Tarefas –
- a) Reescreva de forma mais concisa o parágrafo do trecho apresentado que começa com "O Sr. Conde de Lavradio disse que tornava a pedir a palavra", preservando seus fatos principais.
- b) Conforme o trecho apresentado, o que o Presidente afirmou ter sido feito na Sessão passada?
- c) Transcreva do trecho apresentado a parte que começa em "O Sr. Conde de Lavradio disse que tornava" e termina em "fazer a interpellação.".

Trecho apresentado –
O Sr. Conde de Lavradio disse que tornava a pedir a palavra para uma explicação, porque lhe esquecera uma parte muito essencial, mesmo para se seguir á risca o Regimento, e vinha a ser que o seu requerimento já tinha sido approvado pela Camara (Vozes — Não foi). Que já não havia direito para se submetter á approvação da Camara o objecto da sua interpellação que a Camara já tinha resolvido, e por conseguinte se havia de fazer a interpellação.
O Em.mo Sr. Presidente disse que na Sessão passada não se fizera mais do que annunciar o objecto da interpellação.
O Sr. Conde de Lavradio disse que na Sessão passada não se tinha só annunciado a sua interpellação, porque a tinha mandado por escripto para a Mesa, e a Camara determinara que fosse enviada ao Presidente do Conselho, pedindo-lhe por aquella occasião S. E.ª que lhe desse o Jornal inglez a que elle Orador se havia referido, a fim de poder responder, e que agora se vinha apresentar uma chicana impropria da Camara. Que fossem todos os Dignos Pares mais zelosos da dignidade da Camara do que em deffender um homem (Apoiados). Que se pozesse n'uma balança, de um lado as instituições e de outro o homem (Apoiados). Que fossem todos cautelosos.... (O Sr. Conde de Linhares: — Isso tem muita graça dito d'ahi). O Orador continuou dizendo que S. Ex.ª não tinha razão alguma para lhe fazer aquella reflexão (Vozes: — Ordem, ordem).

Dados fornecidos –
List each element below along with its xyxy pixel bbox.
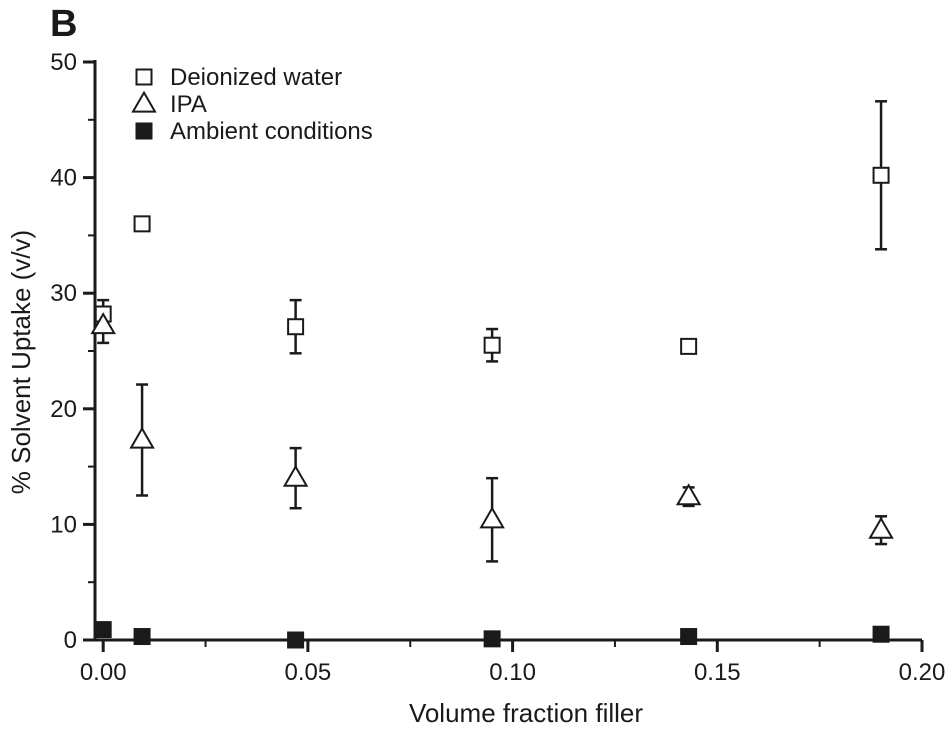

Exercício resolvido –
- a) O Conde de Lavradio voltou a pedir a palavra para uma explicação, pois esquecera um ponto essencial para o cumprimento do Regimento. Segundo ele, seu requerimento já fora aprovado pela Câmara, embora vozes o negassem. Por isso, a Câmara não tinha mais o direito de votar o objeto da interpelação, que já resolvera, e a interpelação deveria ser feita.

- b) Apenas se anunciara o objeto da interpelação.

- c)
O Sr. Conde de Lavradio disse que tornava a pedir a palavra para uma explicação, porque lhe esquecera uma parte muito essencial, mesmo para se seguir á risca o Regimento, e vinha a ser que o seu requerimento já tinha sido approvado pela Camara (Vozes — Não foi). Que já não havia direito para se submetter á approvação da Camara o objecto da sua interpellação que a Camara já tinha resolvido, e por conseguinte se havia de fazer a interpellação.